***** Extracted information *****

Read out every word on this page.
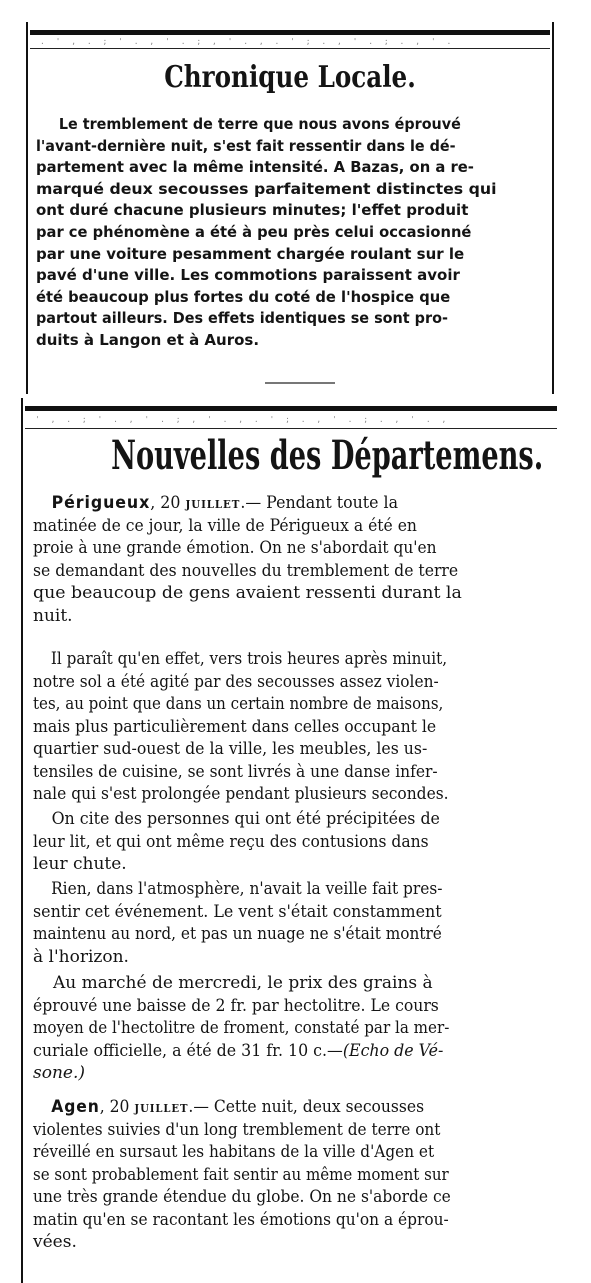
. ' , . ; ' . , ' . ; , ' . , . ' ; . , ' . ; . , ' .
Chronique Locale.
Le tremblement de terre que nous avons éprouvé
l'avant-dernière nuit, s'est fait ressentir dans le dé-
partement avec la même intensité. A Bazas, on a re-
marqué deux secousses parfaitement distinctes qui
ont duré chacune plusieurs minutes; l'effet produit
par ce phénomène a été à peu près celui occasionné
par une voiture pesamment chargée roulant sur le
pavé d'une ville. Les commotions paraissent avoir
été beaucoup plus fortes du coté de l'hospice que
partout ailleurs. Des effets identiques se sont pro-
duits à Langon et à Auros.
' , . ; ' . , ' . ; , ' . , . ' ; . , ' . ; . , ' . ,
Nouvelles des Départemens.
Périgueux, 20 juillet.— Pendant toute la
matinée de ce jour, la ville de Périgueux a été en
proie à une grande émotion. On ne s'abordait qu'en
se demandant des nouvelles du tremblement de terre
que beaucoup de gens avaient ressenti durant la
nuit.
Il paraît qu'en effet, vers trois heures après minuit,
notre sol a été agité par des secousses assez violen-
tes, au point que dans un certain nombre de maisons,
mais plus particulièrement dans celles occupant le
quartier sud-ouest de la ville, les meubles, les us-
tensiles de cuisine, se sont livrés à une danse infer-
nale qui s'est prolongée pendant plusieurs secondes.
On cite des personnes qui ont été précipitées de
leur lit, et qui ont même reçu des contusions dans
leur chute.
Rien, dans l'atmosphère, n'avait la veille fait pres-
sentir cet événement. Le vent s'était constamment
maintenu au nord, et pas un nuage ne s'était montré
à l'horizon.
Au marché de mercredi, le prix des grains à
éprouvé une baisse de 2 fr. par hectolitre. Le cours
moyen de l'hectolitre de froment, constaté par la mer-
curiale officielle, a été de 31 fr. 10 c.—(Echo de Vé-
sone.)
Agen, 20 juillet.— Cette nuit, deux secousses
violentes suivies d'un long tremblement de terre ont
réveillé en sursaut les habitans de la ville d'Agen et
se sont probablement fait sentir au même moment sur
une très grande étendue du globe. On ne s'aborde ce
matin qu'en se racontant les émotions qu'on a éprou-
vées.
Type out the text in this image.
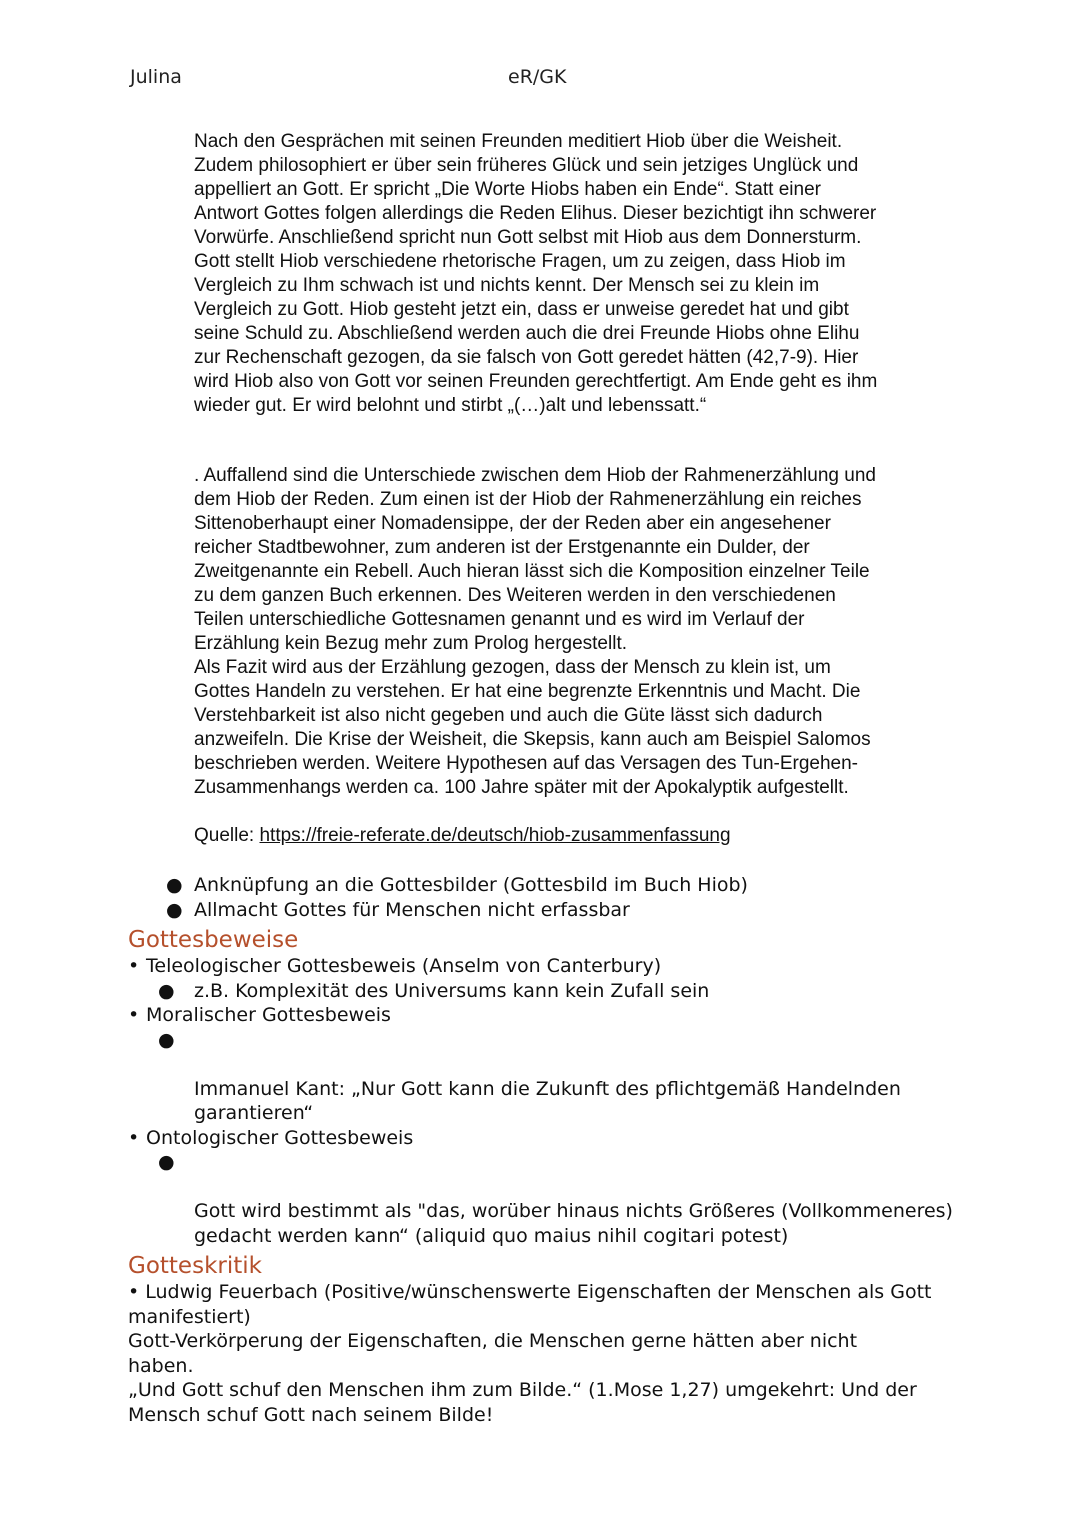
Julina	eR/GK

Nach den Gesprächen mit seinen Freunden meditiert Hiob über die Weisheit.
Zudem philosophiert er über sein früheres Glück und sein jetziges Unglück und
appelliert an Gott. Er spricht „Die Worte Hiobs haben ein Ende“. Statt einer
Antwort Gottes folgen allerdings die Reden Elihus. Dieser bezichtigt ihn schwerer
Vorwürfe. Anschließend spricht nun Gott selbst mit Hiob aus dem Donnersturm.
Gott stellt Hiob verschiedene rhetorische Fragen, um zu zeigen, dass Hiob im
Vergleich zu Ihm schwach ist und nichts kennt. Der Mensch sei zu klein im
Vergleich zu Gott. Hiob gesteht jetzt ein, dass er unweise geredet hat und gibt
seine Schuld zu. Abschließend werden auch die drei Freunde Hiobs ohne Elihu
zur Rechenschaft gezogen, da sie falsch von Gott geredet hätten (42,7-9). Hier
wird Hiob also von Gott vor seinen Freunden gerechtfertigt. Am Ende geht es ihm
wieder gut. Er wird belohnt und stirbt „(…)alt und lebenssatt.“

. Auffallend sind die Unterschiede zwischen dem Hiob der Rahmenerzählung und
dem Hiob der Reden. Zum einen ist der Hiob der Rahmenerzählung ein reiches
Sittenoberhaupt einer Nomadensippe, der der Reden aber ein angesehener
reicher Stadtbewohner, zum anderen ist der Erstgenannte ein Dulder, der
Zweitgenannte ein Rebell. Auch hieran lässt sich die Komposition einzelner Teile
zu dem ganzen Buch erkennen. Des Weiteren werden in den verschiedenen
Teilen unterschiedliche Gottesnamen genannt und es wird im Verlauf der
Erzählung kein Bezug mehr zum Prolog hergestellt.
Als Fazit wird aus der Erzählung gezogen, dass der Mensch zu klein ist, um
Gottes Handeln zu verstehen. Er hat eine begrenzte Erkenntnis und Macht. Die
Verstehbarkeit ist also nicht gegeben und auch die Güte lässt sich dadurch
anzweifeln. Die Krise der Weisheit, die Skepsis, kann auch am Beispiel Salomos
beschrieben werden. Weitere Hypothesen auf das Versagen des Tun-Ergehen-
Zusammenhangs werden ca. 100 Jahre später mit der Apokalyptik aufgestellt.

Quelle: https://freie-referate.de/deutsch/hiob-zusammenfassung
● Anknüpfung an die Gottesbilder (Gottesbild im Buch Hiob)
● Allmacht Gottes für Menschen nicht erfassbar
Gottesbeweise
• Teleologischer Gottesbeweis (Anselm von Canterbury)
● z.B. Komplexität des Universums kann kein Zufall sein
• Moralischer Gottesbeweis

●

Immanuel Kant: „Nur Gott kann die Zukunft des pflichtgemäß Handelnden
garantieren“

• Ontologischer Gottesbeweis

●

Gott wird bestimmt als "das, worüber hinaus nichts Größeres (Vollkommeneres)
gedacht werden kann“ (aliquid quo maius nihil cogitari potest)

Gotteskritik
• Ludwig Feuerbach (Positive/wünschenswerte Eigenschaften der Menschen als Gott
manifestiert)

Gott-Verkörperung der Eigenschaften, die Menschen gerne hätten aber nicht
haben.

„Und Gott schuf den Menschen ihm zum Bilde.“ (1.Mose 1,27) umgekehrt: Und der
Mensch schuf Gott nach seinem Bilde!
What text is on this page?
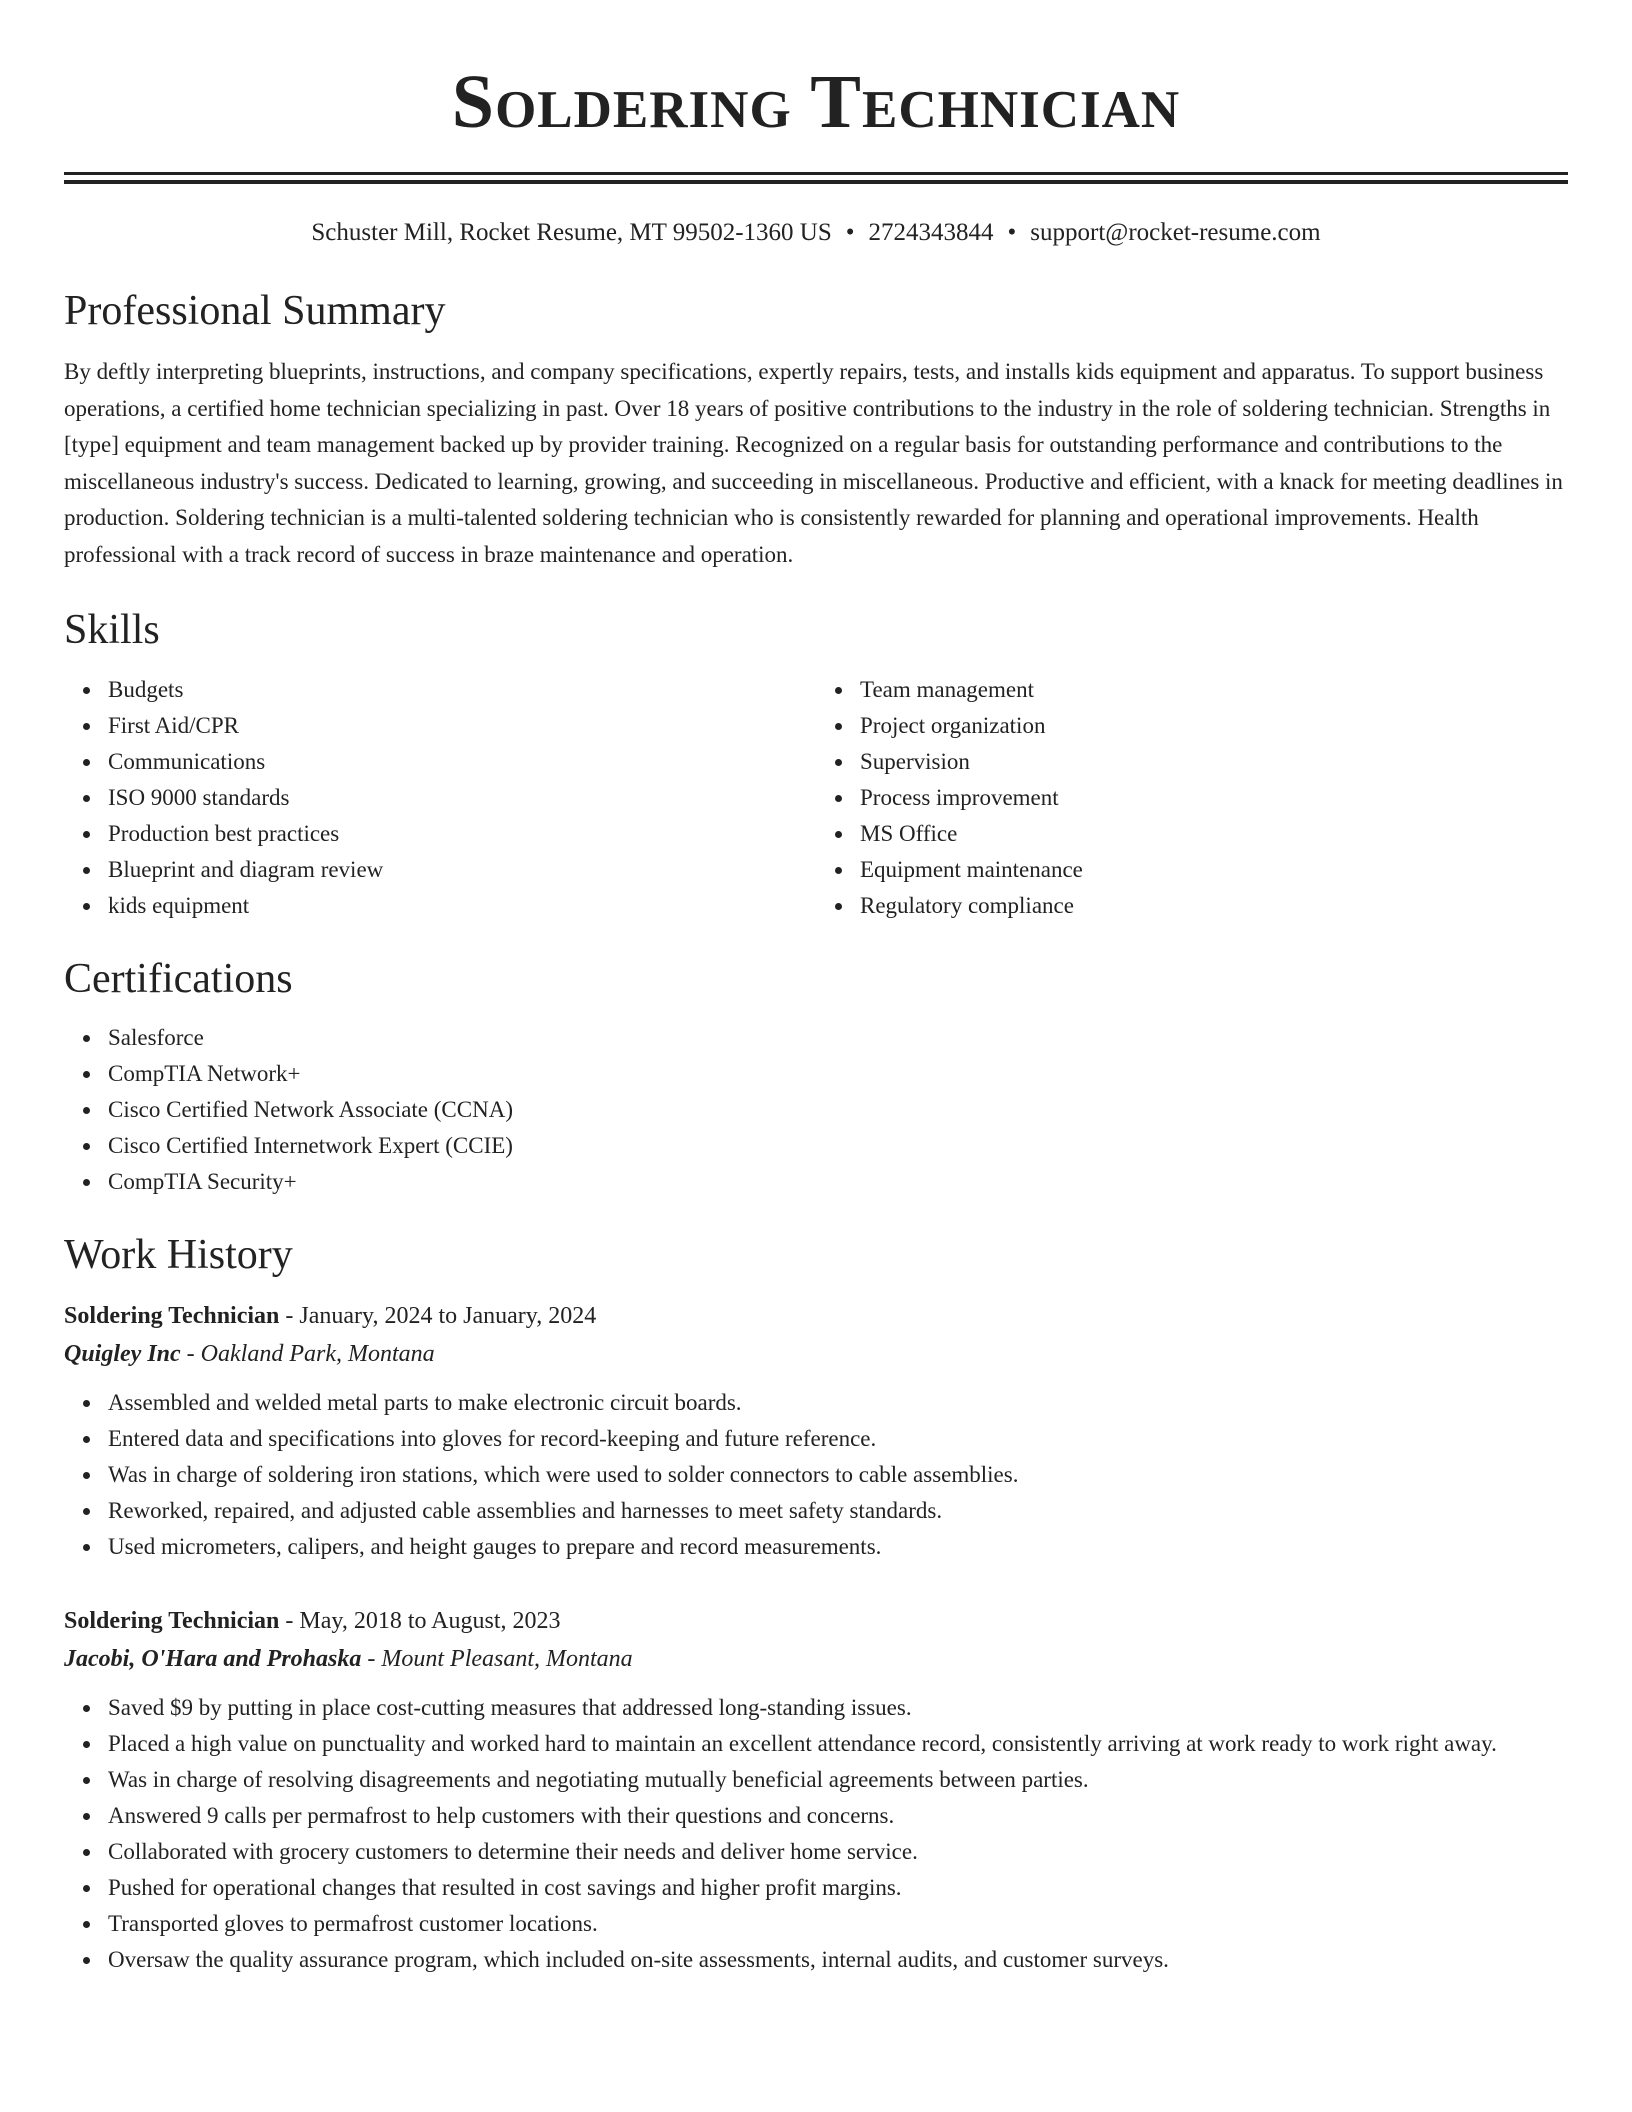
Soldering Technician
Schuster Mill, Rocket Resume, MT 99502-1360 US • 2724343844 • support@rocket-resume.com
Professional Summary

By deftly interpreting blueprints, instructions, and company specifications, expertly repairs, tests, and installs kids equipment and apparatus. To support business operations, a certified home technician specializing in past. Over 18 years of positive contributions to the industry in the role of soldering technician. Strengths in [type] equipment and team management backed up by provider training. Recognized on a regular basis for outstanding performance and contributions to the miscellaneous industry's success. Dedicated to learning, growing, and succeeding in miscellaneous. Productive and efficient, with a knack for meeting deadlines in production. Soldering technician is a multi-talented soldering technician who is consistently rewarded for planning and operational improvements. Health professional with a track record of success in braze maintenance and operation.

Skills
Budgets
First Aid/CPR
Communications
ISO 9000 standards
Production best practices
Blueprint and diagram review
kids equipment
Team management
Project organization
Supervision
Process improvement
MS Office
Equipment maintenance
Regulatory compliance
Certifications
Salesforce
CompTIA Network+
Cisco Certified Network Associate (CCNA)
Cisco Certified Internetwork Expert (CCIE)
CompTIA Security+
Work History
Soldering Technician - January, 2024 to January, 2024
Quigley Inc - Oakland Park, Montana
Assembled and welded metal parts to make electronic circuit boards.
Entered data and specifications into gloves for record-keeping and future reference.
Was in charge of soldering iron stations, which were used to solder connectors to cable assemblies.
Reworked, repaired, and adjusted cable assemblies and harnesses to meet safety standards.
Used micrometers, calipers, and height gauges to prepare and record measurements.
Soldering Technician - May, 2018 to August, 2023
Jacobi, O'Hara and Prohaska - Mount Pleasant, Montana
Saved $9 by putting in place cost-cutting measures that addressed long-standing issues.
Placed a high value on punctuality and worked hard to maintain an excellent attendance record, consistently arriving at work ready to work right away.
Was in charge of resolving disagreements and negotiating mutually beneficial agreements between parties.
Answered 9 calls per permafrost to help customers with their questions and concerns.
Collaborated with grocery customers to determine their needs and deliver home service.
Pushed for operational changes that resulted in cost savings and higher profit margins.
Transported gloves to permafrost customer locations.
Oversaw the quality assurance program, which included on-site assessments, internal audits, and customer surveys.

*****

The problem: Select the lines that carry the string "customers" and copy them.

Solved exercise:
Answered 9 calls per permafrost to help customers with their questions and concerns.
Collaborated with grocery customers to determine their needs and deliver home service.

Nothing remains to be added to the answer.